* **Short exercise**: Look for the string "income" and copy every line that has it.

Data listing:
════════════════════

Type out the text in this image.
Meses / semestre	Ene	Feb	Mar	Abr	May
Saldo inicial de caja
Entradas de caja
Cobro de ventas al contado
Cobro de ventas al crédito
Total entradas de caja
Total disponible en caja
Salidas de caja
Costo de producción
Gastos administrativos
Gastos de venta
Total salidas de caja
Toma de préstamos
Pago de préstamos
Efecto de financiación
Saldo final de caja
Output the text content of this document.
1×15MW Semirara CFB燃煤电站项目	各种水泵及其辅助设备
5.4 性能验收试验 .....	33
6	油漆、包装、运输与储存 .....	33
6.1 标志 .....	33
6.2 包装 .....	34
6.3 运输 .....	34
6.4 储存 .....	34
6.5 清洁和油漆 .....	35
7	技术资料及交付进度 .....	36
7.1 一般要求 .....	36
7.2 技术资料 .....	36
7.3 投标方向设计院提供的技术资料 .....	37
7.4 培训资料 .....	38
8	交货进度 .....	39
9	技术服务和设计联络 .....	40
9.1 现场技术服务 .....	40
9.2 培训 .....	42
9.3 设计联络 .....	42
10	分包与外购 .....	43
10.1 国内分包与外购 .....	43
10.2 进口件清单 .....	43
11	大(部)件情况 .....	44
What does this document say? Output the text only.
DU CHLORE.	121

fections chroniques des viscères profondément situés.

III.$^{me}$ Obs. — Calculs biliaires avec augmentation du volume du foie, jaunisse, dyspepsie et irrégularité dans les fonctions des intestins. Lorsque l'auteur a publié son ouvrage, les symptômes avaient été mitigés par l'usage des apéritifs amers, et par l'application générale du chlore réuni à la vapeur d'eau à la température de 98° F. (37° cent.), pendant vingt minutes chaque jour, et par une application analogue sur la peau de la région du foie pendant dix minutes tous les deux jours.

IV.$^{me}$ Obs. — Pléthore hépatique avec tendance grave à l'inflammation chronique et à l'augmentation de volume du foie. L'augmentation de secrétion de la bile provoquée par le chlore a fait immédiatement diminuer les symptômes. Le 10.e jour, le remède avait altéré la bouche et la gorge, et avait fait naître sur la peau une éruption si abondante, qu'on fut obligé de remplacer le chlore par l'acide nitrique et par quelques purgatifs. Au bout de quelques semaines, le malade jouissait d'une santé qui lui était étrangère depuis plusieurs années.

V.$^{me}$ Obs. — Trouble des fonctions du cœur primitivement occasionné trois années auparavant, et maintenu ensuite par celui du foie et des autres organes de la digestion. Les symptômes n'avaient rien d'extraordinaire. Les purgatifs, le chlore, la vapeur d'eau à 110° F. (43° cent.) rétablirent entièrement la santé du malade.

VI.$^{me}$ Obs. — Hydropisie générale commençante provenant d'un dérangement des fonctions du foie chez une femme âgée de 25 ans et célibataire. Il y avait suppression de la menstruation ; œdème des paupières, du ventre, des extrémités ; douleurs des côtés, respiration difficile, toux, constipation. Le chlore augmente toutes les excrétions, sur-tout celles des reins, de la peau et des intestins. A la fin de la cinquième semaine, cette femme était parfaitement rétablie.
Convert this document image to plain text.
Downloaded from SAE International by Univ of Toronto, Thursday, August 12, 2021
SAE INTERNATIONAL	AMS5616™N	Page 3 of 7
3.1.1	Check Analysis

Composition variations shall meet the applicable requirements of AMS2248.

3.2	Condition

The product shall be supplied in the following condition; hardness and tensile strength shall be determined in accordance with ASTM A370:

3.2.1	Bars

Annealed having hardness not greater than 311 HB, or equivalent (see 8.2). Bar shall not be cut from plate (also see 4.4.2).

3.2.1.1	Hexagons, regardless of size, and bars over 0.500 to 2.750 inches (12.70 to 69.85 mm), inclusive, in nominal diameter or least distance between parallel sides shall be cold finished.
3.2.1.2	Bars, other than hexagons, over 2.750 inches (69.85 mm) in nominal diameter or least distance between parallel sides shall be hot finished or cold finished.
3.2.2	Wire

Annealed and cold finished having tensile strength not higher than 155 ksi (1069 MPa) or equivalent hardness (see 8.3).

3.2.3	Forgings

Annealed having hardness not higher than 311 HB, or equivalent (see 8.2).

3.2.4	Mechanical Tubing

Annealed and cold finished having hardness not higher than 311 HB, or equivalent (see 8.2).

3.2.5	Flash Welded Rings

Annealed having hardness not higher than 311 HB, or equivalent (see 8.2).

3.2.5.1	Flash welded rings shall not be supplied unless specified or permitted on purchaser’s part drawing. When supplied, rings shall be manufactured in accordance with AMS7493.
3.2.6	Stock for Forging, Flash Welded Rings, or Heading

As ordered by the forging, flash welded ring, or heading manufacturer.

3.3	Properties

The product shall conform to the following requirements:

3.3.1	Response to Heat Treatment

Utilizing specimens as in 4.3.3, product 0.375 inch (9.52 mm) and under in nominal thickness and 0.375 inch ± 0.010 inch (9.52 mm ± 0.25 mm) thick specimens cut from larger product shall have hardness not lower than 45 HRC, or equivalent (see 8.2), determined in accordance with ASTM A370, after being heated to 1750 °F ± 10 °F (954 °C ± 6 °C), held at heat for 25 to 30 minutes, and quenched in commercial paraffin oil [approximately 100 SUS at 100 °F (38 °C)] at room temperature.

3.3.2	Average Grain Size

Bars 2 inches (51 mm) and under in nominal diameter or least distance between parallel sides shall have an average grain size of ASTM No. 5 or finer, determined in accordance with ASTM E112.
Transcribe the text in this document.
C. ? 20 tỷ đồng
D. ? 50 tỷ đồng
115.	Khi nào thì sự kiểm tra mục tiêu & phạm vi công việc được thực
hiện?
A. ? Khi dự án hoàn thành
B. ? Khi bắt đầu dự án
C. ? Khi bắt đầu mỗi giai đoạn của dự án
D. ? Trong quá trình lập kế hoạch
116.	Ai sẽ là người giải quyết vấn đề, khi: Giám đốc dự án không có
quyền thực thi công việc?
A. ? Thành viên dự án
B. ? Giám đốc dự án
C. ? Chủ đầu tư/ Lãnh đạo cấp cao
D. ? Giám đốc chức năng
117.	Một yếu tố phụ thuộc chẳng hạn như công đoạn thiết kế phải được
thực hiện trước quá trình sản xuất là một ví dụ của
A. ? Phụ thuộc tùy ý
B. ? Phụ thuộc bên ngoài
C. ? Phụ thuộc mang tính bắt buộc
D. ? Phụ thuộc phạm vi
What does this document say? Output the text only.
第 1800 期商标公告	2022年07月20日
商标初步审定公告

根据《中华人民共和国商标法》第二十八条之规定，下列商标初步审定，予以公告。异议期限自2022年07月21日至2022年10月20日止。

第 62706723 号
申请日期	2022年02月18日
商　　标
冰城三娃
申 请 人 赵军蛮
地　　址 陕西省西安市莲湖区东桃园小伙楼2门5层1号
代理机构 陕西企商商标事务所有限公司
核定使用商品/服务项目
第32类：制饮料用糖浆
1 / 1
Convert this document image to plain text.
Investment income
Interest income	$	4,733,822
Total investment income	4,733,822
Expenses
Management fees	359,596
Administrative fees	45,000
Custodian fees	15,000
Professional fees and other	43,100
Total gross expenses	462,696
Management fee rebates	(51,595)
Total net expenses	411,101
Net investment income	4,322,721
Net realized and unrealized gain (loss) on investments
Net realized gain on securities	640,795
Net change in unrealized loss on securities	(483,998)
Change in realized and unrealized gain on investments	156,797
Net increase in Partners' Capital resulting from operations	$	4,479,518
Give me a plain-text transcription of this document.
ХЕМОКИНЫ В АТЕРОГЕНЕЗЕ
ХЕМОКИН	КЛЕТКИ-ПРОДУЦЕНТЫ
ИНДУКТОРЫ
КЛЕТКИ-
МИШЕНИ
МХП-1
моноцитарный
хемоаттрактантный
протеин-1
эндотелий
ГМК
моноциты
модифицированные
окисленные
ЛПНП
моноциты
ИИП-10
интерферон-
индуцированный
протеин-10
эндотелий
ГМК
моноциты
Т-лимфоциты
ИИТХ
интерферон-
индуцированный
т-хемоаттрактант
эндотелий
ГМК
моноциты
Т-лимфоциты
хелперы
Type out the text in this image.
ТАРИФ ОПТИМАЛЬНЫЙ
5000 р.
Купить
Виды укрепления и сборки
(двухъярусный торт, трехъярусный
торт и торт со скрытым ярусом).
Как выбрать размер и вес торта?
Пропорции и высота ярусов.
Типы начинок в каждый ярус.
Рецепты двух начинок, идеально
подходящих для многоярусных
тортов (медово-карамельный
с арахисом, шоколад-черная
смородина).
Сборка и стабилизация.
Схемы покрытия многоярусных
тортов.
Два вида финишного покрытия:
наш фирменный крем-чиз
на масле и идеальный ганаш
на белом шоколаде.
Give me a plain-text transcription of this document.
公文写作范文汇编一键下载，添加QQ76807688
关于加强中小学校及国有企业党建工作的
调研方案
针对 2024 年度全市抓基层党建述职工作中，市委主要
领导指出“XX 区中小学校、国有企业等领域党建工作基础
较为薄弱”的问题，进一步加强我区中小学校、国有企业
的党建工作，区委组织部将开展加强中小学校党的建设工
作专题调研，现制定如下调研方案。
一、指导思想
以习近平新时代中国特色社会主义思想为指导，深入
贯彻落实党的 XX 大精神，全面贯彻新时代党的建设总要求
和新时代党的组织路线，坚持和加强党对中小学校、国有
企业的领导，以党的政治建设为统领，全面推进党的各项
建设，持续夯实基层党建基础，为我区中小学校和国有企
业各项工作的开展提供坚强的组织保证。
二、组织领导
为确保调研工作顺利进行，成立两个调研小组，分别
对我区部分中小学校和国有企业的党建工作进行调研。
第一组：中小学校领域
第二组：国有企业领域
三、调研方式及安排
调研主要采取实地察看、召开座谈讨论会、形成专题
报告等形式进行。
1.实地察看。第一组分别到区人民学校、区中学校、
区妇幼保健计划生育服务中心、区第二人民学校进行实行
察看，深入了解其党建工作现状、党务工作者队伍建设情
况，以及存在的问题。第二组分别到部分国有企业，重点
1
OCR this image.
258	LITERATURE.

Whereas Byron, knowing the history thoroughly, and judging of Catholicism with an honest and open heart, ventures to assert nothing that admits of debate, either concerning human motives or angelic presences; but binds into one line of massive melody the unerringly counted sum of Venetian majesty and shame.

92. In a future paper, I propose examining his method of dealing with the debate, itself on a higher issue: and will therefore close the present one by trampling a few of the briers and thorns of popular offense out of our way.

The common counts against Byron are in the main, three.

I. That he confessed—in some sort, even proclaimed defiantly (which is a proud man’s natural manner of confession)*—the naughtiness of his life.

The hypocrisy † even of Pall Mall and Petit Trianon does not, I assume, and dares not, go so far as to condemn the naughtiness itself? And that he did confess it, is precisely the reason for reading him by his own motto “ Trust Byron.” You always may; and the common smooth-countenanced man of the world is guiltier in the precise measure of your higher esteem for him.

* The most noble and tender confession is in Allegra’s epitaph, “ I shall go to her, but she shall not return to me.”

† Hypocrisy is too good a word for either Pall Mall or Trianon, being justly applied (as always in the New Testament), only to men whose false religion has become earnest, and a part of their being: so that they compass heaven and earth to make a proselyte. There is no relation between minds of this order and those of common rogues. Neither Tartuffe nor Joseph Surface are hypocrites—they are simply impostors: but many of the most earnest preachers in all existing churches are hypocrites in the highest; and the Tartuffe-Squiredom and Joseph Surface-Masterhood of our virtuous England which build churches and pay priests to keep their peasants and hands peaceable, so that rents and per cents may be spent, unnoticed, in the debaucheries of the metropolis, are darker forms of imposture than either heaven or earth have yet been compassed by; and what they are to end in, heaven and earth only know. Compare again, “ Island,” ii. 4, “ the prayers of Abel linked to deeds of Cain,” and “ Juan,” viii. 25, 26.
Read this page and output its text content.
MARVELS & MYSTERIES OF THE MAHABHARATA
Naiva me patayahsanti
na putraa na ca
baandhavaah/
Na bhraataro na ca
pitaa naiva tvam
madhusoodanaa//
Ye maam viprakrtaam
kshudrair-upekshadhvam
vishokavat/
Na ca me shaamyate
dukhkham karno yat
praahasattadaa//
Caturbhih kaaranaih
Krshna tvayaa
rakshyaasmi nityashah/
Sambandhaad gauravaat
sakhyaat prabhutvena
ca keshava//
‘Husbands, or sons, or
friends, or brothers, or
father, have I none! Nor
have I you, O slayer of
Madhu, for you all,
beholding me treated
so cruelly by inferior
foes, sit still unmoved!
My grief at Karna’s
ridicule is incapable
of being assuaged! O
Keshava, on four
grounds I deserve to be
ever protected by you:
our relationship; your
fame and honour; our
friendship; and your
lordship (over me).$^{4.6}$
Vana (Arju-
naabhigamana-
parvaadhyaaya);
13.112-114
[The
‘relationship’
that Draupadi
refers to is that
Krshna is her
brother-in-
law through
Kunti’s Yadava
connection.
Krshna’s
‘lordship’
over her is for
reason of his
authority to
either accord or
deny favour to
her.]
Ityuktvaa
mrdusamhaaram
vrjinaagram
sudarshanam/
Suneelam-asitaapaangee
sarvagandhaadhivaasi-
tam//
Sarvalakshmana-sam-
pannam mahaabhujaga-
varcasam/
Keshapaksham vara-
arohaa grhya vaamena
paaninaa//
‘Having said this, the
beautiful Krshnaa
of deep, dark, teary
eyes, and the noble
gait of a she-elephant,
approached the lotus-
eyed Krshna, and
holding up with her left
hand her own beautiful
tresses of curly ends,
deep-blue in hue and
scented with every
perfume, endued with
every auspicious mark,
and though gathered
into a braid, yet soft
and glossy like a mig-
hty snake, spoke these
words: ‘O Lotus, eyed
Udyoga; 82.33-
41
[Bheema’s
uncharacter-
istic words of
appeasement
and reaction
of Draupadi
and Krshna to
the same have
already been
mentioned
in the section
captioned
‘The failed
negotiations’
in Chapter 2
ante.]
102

════════════════════

* **Solution to this exercise**:
Investment income
Interest income	$	4,733,822
Total investment income	4,733,822
Net investment income	4,322,721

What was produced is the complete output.